— START Dataset content —
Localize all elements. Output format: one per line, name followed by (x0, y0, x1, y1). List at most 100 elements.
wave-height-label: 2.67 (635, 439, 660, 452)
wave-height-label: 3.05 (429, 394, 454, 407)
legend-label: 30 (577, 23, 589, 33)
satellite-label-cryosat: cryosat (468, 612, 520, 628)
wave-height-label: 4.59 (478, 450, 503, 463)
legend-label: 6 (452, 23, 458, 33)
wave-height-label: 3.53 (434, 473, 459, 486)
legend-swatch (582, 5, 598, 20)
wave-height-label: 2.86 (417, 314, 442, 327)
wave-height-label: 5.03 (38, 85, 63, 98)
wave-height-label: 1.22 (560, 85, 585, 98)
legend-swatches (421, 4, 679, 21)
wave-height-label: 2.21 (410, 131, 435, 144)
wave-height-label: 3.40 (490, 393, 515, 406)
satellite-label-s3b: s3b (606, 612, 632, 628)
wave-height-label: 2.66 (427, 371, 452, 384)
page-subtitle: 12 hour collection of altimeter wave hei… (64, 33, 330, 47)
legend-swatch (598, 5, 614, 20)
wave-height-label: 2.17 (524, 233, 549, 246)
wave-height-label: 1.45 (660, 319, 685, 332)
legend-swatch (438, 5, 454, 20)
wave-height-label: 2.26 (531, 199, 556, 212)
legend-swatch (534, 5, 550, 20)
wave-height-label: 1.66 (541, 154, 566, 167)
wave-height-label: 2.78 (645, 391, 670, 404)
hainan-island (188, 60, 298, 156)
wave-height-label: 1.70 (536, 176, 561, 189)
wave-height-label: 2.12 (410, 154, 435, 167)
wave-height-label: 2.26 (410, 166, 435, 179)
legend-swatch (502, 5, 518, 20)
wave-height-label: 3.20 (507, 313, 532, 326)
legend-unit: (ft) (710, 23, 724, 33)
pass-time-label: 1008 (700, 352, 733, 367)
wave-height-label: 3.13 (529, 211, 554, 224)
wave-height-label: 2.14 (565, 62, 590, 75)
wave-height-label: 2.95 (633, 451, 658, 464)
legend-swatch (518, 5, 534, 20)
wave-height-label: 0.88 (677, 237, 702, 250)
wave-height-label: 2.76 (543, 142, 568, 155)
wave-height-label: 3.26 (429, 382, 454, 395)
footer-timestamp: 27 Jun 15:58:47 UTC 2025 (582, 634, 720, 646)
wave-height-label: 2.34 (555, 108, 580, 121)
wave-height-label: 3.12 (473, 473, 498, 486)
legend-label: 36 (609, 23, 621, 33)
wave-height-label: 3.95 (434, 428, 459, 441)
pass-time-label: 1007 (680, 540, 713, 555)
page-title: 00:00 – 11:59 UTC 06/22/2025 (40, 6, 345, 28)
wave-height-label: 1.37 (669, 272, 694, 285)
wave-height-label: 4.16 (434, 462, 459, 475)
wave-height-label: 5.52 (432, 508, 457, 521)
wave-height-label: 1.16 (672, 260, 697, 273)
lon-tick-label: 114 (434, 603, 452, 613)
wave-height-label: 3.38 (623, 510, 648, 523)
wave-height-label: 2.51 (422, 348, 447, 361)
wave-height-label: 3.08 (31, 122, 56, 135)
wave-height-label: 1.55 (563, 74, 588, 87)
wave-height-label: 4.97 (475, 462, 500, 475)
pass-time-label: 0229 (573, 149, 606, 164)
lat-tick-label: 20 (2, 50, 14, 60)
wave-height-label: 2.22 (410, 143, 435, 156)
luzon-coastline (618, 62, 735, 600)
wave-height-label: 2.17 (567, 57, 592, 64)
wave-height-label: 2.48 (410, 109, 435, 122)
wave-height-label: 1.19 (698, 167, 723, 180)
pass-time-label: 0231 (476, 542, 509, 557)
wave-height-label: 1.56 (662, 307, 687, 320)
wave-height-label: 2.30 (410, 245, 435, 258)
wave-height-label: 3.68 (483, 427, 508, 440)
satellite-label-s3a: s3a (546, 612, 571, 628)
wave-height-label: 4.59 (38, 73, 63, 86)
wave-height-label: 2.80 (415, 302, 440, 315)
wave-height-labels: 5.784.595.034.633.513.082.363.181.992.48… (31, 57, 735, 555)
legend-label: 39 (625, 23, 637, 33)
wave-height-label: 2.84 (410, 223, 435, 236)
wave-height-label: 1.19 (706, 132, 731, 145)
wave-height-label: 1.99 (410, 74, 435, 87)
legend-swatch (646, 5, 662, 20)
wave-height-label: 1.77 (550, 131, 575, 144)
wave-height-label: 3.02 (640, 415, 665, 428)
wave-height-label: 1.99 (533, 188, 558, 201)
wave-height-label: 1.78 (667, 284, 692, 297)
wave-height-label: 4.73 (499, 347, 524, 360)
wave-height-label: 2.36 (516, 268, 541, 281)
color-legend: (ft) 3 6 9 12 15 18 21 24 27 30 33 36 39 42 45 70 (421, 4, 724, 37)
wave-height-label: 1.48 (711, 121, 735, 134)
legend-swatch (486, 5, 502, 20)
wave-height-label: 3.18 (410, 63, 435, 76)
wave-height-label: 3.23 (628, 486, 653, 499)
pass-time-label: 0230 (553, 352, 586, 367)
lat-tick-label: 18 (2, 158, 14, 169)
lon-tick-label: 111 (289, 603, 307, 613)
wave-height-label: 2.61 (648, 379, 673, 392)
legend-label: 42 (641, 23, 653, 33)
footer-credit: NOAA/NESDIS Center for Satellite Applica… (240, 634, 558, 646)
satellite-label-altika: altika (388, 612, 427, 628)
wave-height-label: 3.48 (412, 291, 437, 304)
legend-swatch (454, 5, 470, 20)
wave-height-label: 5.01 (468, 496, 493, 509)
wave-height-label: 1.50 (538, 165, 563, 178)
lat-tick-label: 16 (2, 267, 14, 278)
— END Dataset content —
*Requirement*
Locate every line above that contains the string "page" and copy each one. Case counts.

*Reply*
page-subtitle: 12 hour collection of altimeter wave hei… (64, 33, 330, 47)
page-title: 00:00 – 11:59 UTC 06/22/2025 (40, 6, 345, 28)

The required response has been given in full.